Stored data
BEGIN

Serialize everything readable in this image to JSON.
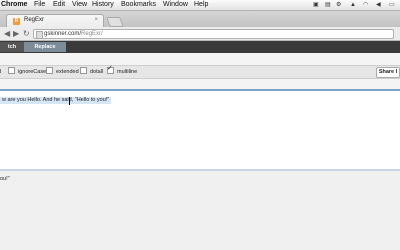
{
  "menubar": {
    "app": "Chrome",
    "items": [
      "File",
      "Edit",
      "View",
      "History",
      "Bookmarks",
      "Window",
      "Help"
    ]
  },
  "tab": {
    "title": "RegExr",
    "favicon": "R"
  },
  "address": {
    "scheme": "gskinner.com/",
    "path": "RegExr/"
  },
  "app": {
    "modes": [
      "tch",
      "Replace"
    ],
    "options": [
      {
        "label": "ignoreCase",
        "checked": false
      },
      {
        "label": "extended",
        "checked": false
      },
      {
        "label": "dotall",
        "checked": false
      },
      {
        "label": "multiline",
        "checked": true
      }
    ],
    "share_label": "Share I",
    "source_text": "w are you Hello. And he said, \"Hello to you!\"",
    "result_text": "ou!\""
  },
  "colors": {
    "accent": "#7aa3c9",
    "topbar": "#3a3a3a",
    "favicon": "#f19a3b"
  }
}
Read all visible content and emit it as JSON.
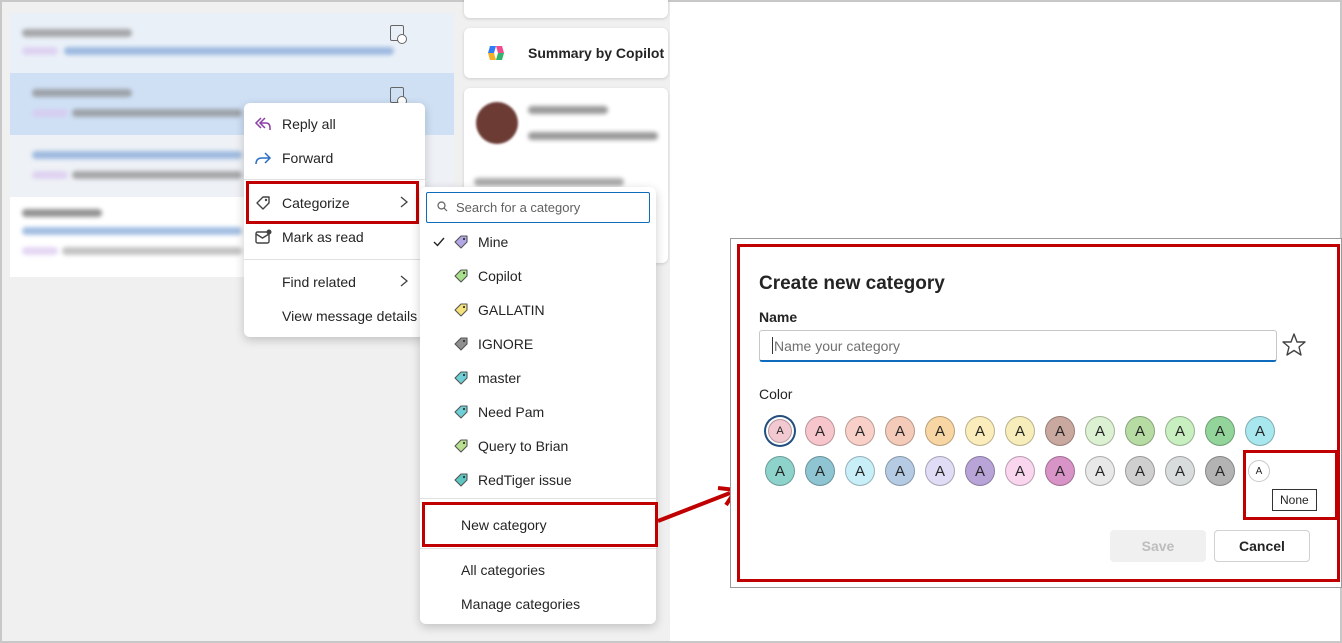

END

Transcribe all the records above word for word, without their images.

Serialize everything readable in this image to JSON.
{
  "menubar": {
    "app": "Chrome",
    "items": [
      "File",
      "Edit",
      "View",
      "History",
      "Bookmarks",
      "Window",
      "Help"
    ]
  },
  "tab": {
    "title": "RegExr",
    "favicon": "R"
  },
  "address": {
    "scheme": "gskinner.com/",
    "path": "RegExr/"
  },
  "app": {
    "modes": [
      "tch",
      "Replace"
    ],
    "options": [
      {
        "label": "ignoreCase",
        "checked": false
      },
      {
        "label": "extended",
        "checked": false
      },
      {
        "label": "dotall",
        "checked": false
      },
      {
        "label": "multiline",
        "checked": true
      }
    ],
    "share_label": "Share I",
    "source_text": "w are you Hello. And he said, \"Hello to you!\"",
    "result_text": "ou!\""
  },
  "colors": {
    "accent": "#7aa3c9",
    "topbar": "#3a3a3a",
    "favicon": "#f19a3b"
  }
}
Read all visible content and emit it as JSON.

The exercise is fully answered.